* ЗАДАНИЯ *
• a. Изложите текст о здании гимназии в двух предложениях.
• b. Продолжите текст о здании гимназии, начав сразу после его последнего предложения.

Как бы то ни было, гимназия стала выразительным Местом, ибо выказывает, акцентирует его принципиальные архетипические атрибуты – Центр и Границы. В результате здание стало принципиальным Центром города, демонстрируя это и местоположением, и главенствующей доминантой, башенным ориентиром, заявляющим о себе уже на подъезде к городу (фото 5). Само по себе это чрезвычайно знаменательно и символично, поскольку выказывает нашу отнюдь не случайную устремленность заставить уважать себя благодаря духовному возрождению и подъему.

И на достаточно большой площади-участке гимназия гордо занимает центральное положение (фото 6). Далее концентрическая идея сосредоточивается на внутреннем дворе, куда выходят окна всех учебных классов. Трудно найти еще более воздействующее решение, способствующее психологической консолидации учащихся, обретших столь устойчивое Место. Это истый эпицентр для со-в-местных ритуалов. Именно на него, как на театральную авансцену, артистический подиум, выходит открытой террасой актовый зал, соединяя гимназической ритуаликой небо и кровлю (фото 7).

Поэтому уже не видится странным явно второстепенное значение входа в гимназию (откровенно говоря, он мог бы быть и повыразительнее (фото 8)). А также совсем не основное положение кабинета директора, который можно было бы разместить и в престижной башне, отданной под краеведческую экспозицию. Однако в этом также просматривается символичность: не администрирование здесь главенствует, а общая духовность, наглядно, осязаемо представленная уникальным музеем. И главное в нем – не обилие тематических комнат и экспонатов, а то, что все это найдено, принесено, собрано, оформлено исключительно гимназистами (фото 9, 10). В результате гимназия стала не только “городом детства”, но самобытным ковчегом всех поколений – эстафетой, многозначительной чередой со-в-местных событий.

* ИСХОДНЫЕ МАТЕРИАЛЫ *
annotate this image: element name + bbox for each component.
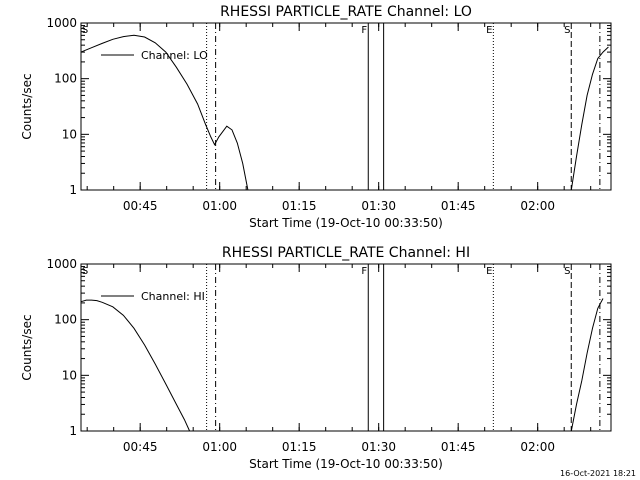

* ОТВЕТЫ ПО ПОРЯДКУ *
• a. Гимназия стала главным Центром города: это видно и по её местоположению, и по башне-доминанте, заметной уже на подъезде к городу, а на своём участке она занимает центральное положение с внутренним двором, куда выходят окна всех классов и открытая терраса актового зала. Вход и кабинет директора здесь второстепенны, а главенствует общая духовность, воплощённая в музее, который целиком найден, собран и оформлен гимназистами.

• b.
Композиционно башня ратуши-музея и подиум актового зала расположены диаметрально на одной оси, что еще сильнее выказывает космогоническое начало гимназического двора – Центра.

Примечательно и то, что музей как символический эпицентр всей гимназии не миновать, поскольку коридор гимназии, этот “путь встреч”, кругообразно замкнут и в нем невозможно заблудиться. Тем не менее попадание в музей также предстает своеобразным ритуалом, поскольку походит на проникновение в некие потаенные и сакральные закрома, культурную сокровищницу. Здесь уместны чуть ли не крепостные своды и почти замковые двери (фото 11). Все это не может не впечатлять, не будоражить воображение. Особенно у самых малых, которые навсегда сохранят в себе это общение с зодческим мифом.

Да и на всем “пути встреч” постоянно встречаешься с артефактами гимназистов, плодами творчества добровольных и охотливых демиургов. Словно это ростки старинного древа пустили побеги из музейного былого в перспективное будущее (фото 12, 13). Критические рассуждения относительно художественных достоинств при этом абсолютно несостоятельны, как были они не нужны древнейшим мифотворцам, которых более заботило “чудотворство” созданного ими и передаваемого последующим поколениям в качестве реликвии-оберега.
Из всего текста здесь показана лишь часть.